++++ Extracted entries ++++

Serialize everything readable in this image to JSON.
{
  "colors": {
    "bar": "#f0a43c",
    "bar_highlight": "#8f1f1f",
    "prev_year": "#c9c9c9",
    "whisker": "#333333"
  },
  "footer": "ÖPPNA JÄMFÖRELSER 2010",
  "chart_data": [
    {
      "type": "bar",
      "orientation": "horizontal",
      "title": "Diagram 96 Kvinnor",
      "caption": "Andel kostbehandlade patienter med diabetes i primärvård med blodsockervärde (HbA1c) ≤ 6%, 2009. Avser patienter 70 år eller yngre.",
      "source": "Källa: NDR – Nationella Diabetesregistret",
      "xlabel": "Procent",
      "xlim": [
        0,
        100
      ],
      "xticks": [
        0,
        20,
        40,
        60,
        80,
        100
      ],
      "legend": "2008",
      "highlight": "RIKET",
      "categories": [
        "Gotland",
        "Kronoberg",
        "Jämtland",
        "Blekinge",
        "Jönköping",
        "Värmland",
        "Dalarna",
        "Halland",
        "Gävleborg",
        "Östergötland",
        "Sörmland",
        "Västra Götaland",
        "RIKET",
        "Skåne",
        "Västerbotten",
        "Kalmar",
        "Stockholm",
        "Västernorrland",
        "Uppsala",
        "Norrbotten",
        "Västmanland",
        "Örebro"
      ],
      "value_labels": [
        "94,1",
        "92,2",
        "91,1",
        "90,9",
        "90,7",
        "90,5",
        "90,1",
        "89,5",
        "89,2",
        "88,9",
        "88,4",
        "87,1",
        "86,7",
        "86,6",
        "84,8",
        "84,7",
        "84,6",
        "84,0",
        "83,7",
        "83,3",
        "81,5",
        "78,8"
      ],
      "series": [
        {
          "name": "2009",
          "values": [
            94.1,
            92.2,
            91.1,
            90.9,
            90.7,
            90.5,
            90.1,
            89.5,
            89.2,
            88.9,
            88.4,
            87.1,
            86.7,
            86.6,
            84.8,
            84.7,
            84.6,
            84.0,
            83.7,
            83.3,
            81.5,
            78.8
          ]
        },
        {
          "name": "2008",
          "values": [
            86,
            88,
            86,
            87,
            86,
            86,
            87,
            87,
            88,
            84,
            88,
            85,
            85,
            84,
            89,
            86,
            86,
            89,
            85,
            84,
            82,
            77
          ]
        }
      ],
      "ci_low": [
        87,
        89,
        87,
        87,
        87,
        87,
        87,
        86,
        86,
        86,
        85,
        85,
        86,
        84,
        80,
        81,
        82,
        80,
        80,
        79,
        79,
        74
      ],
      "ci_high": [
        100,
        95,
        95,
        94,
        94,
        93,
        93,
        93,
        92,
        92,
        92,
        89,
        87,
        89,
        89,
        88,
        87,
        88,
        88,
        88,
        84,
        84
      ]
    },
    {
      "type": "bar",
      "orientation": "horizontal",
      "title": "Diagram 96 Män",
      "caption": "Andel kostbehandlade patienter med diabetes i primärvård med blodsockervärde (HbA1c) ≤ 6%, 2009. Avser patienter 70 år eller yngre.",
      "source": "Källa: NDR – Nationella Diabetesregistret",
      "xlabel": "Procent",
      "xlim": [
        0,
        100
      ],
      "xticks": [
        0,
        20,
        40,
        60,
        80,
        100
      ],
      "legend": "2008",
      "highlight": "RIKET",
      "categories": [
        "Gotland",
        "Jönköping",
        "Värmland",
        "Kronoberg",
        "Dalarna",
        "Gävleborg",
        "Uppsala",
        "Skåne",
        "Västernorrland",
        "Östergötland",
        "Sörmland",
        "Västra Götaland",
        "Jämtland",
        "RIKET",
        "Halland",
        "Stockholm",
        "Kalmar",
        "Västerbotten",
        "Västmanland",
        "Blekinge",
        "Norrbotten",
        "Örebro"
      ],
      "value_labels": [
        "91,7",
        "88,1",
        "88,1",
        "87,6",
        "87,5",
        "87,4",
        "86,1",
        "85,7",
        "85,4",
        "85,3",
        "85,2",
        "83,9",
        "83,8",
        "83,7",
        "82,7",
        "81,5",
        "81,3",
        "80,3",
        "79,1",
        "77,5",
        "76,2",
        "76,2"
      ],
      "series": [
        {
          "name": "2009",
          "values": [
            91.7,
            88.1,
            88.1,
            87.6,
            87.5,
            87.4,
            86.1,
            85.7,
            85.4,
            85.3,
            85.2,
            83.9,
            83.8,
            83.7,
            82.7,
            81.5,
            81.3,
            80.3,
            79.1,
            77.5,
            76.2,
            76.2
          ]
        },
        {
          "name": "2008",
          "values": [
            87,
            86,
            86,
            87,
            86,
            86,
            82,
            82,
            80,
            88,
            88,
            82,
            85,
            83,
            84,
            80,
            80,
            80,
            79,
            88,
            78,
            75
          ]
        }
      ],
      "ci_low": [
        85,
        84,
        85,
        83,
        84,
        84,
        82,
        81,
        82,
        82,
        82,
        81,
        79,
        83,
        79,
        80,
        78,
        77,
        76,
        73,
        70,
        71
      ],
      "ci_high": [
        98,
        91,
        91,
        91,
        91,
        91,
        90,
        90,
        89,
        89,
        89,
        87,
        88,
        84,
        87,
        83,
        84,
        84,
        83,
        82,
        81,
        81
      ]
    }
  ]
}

++++

Gather all lines from the records above in which "Diagram" appears.

      "title": "Diagram 96 Kvinnor",
      "title": "Diagram 96 Män",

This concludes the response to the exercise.